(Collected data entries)
** Start **

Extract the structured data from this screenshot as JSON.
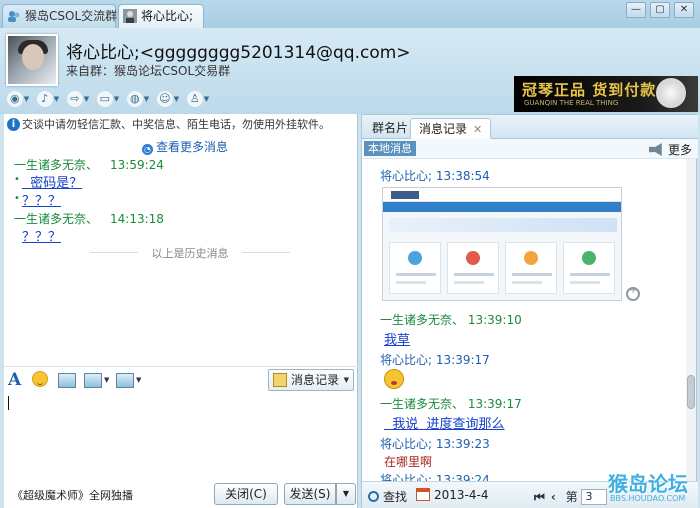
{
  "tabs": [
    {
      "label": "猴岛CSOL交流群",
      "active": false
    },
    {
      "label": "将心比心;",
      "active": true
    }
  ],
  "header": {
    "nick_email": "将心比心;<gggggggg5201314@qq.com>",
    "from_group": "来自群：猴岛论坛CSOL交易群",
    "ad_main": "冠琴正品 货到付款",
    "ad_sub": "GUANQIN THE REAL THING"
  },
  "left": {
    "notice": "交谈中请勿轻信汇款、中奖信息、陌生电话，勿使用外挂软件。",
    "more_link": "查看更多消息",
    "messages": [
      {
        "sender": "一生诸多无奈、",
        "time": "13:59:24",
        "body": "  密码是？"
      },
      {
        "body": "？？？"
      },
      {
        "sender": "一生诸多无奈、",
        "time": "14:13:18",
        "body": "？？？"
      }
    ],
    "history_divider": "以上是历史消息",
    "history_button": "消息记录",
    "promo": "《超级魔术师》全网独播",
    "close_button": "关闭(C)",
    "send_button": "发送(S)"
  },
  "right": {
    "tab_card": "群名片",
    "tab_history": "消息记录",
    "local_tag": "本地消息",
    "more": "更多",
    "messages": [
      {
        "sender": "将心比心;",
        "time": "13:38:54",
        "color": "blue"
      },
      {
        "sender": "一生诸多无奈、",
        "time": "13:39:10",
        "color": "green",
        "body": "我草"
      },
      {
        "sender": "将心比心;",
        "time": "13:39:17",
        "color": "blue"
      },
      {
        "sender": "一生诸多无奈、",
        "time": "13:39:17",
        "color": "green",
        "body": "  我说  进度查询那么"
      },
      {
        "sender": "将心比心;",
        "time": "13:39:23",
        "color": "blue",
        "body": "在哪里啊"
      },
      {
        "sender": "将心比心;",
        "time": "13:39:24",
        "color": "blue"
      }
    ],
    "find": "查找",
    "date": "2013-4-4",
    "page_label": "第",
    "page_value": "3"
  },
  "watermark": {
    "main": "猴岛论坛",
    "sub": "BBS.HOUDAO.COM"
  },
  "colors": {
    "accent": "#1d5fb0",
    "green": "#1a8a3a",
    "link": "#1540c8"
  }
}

** End **
** Start **

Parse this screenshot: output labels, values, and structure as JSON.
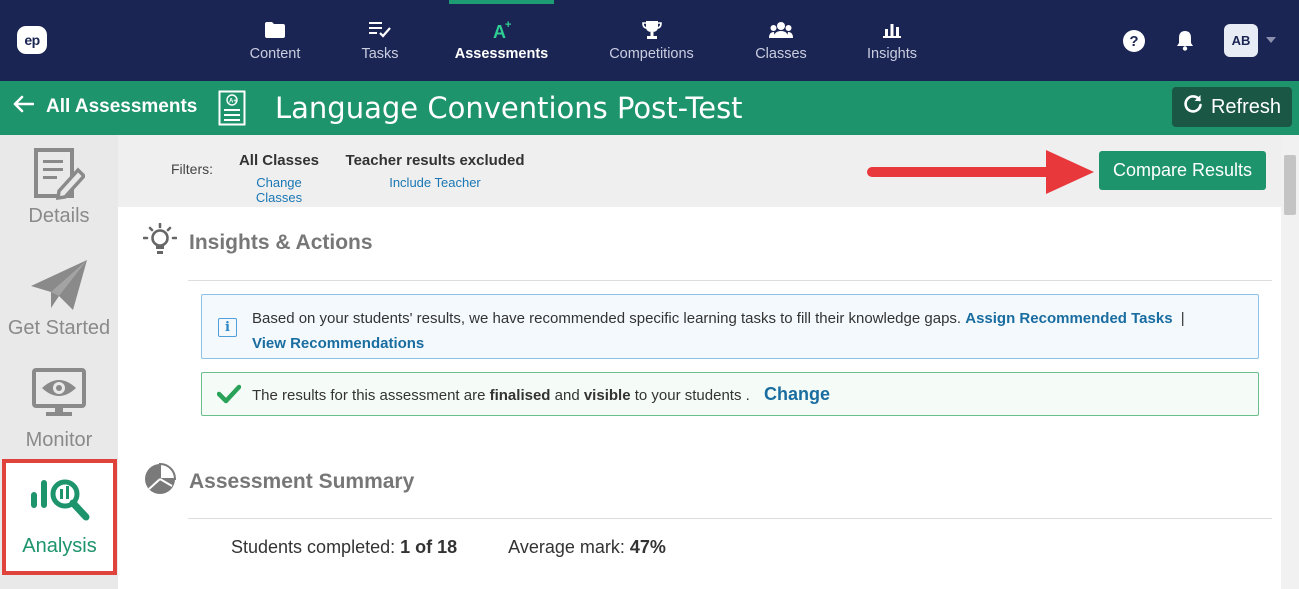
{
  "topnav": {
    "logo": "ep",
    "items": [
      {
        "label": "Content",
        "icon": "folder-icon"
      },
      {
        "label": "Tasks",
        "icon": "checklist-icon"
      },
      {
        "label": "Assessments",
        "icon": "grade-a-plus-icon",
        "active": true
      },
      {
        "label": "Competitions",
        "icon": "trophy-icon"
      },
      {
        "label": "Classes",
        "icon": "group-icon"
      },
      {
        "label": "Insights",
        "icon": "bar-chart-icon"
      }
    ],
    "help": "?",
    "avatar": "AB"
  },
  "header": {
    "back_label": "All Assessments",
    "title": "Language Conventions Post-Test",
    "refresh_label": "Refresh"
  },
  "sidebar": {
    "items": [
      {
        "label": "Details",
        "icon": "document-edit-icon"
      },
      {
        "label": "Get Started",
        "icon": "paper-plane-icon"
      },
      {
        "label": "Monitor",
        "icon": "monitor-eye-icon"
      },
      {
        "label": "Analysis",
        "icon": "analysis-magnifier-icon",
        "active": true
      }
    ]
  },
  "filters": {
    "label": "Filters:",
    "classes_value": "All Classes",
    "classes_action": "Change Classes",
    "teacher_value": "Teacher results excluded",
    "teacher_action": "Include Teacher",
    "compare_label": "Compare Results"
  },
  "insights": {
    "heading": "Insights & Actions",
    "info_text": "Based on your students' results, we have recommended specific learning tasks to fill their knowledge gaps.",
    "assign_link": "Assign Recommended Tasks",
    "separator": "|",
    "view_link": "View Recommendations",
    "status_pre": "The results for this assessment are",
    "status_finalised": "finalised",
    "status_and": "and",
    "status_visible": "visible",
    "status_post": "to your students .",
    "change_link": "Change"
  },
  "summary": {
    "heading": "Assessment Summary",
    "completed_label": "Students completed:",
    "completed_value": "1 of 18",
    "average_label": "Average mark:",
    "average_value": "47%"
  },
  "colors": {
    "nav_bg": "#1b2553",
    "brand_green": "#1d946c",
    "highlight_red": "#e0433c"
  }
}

** End **
** Start **

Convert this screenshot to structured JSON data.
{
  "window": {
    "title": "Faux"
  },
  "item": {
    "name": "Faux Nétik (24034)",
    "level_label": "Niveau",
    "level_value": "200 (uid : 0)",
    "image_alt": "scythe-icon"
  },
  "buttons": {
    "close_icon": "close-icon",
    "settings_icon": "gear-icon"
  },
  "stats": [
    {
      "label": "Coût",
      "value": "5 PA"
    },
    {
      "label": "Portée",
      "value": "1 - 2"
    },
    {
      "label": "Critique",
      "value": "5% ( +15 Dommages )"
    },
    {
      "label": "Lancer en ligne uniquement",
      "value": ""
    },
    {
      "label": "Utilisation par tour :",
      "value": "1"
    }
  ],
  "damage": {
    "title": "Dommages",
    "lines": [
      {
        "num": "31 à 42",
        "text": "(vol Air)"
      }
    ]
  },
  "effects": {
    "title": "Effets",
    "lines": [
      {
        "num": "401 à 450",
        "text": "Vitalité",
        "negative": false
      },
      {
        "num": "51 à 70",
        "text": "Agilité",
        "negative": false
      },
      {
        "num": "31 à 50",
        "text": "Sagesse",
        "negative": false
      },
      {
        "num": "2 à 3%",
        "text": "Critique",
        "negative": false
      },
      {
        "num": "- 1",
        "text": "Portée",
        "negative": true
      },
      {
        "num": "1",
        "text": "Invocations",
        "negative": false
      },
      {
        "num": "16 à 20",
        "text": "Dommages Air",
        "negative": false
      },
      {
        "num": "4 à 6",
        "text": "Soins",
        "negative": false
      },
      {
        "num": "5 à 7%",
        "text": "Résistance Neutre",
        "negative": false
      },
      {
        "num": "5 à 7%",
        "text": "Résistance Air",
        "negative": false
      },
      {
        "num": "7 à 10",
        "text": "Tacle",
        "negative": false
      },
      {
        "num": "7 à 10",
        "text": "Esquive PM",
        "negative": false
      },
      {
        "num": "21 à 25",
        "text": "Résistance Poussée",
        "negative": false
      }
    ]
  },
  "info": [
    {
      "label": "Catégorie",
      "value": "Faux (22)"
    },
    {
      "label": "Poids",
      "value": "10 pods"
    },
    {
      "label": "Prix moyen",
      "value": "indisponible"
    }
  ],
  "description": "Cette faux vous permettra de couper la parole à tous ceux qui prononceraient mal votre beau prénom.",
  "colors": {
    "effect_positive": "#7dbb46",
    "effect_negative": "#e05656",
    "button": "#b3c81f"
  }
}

** End **

_Prompt_
Among the entries above, identify all lines with "this" and copy them.

_Worked answer_
Extract the structured data from this screenshot as JSON.
Parse this screenshot: output labels, values, and structure as JSON.
    "status_pre": "The results for this assessment are",
Convert this screenshot to structured JSON data.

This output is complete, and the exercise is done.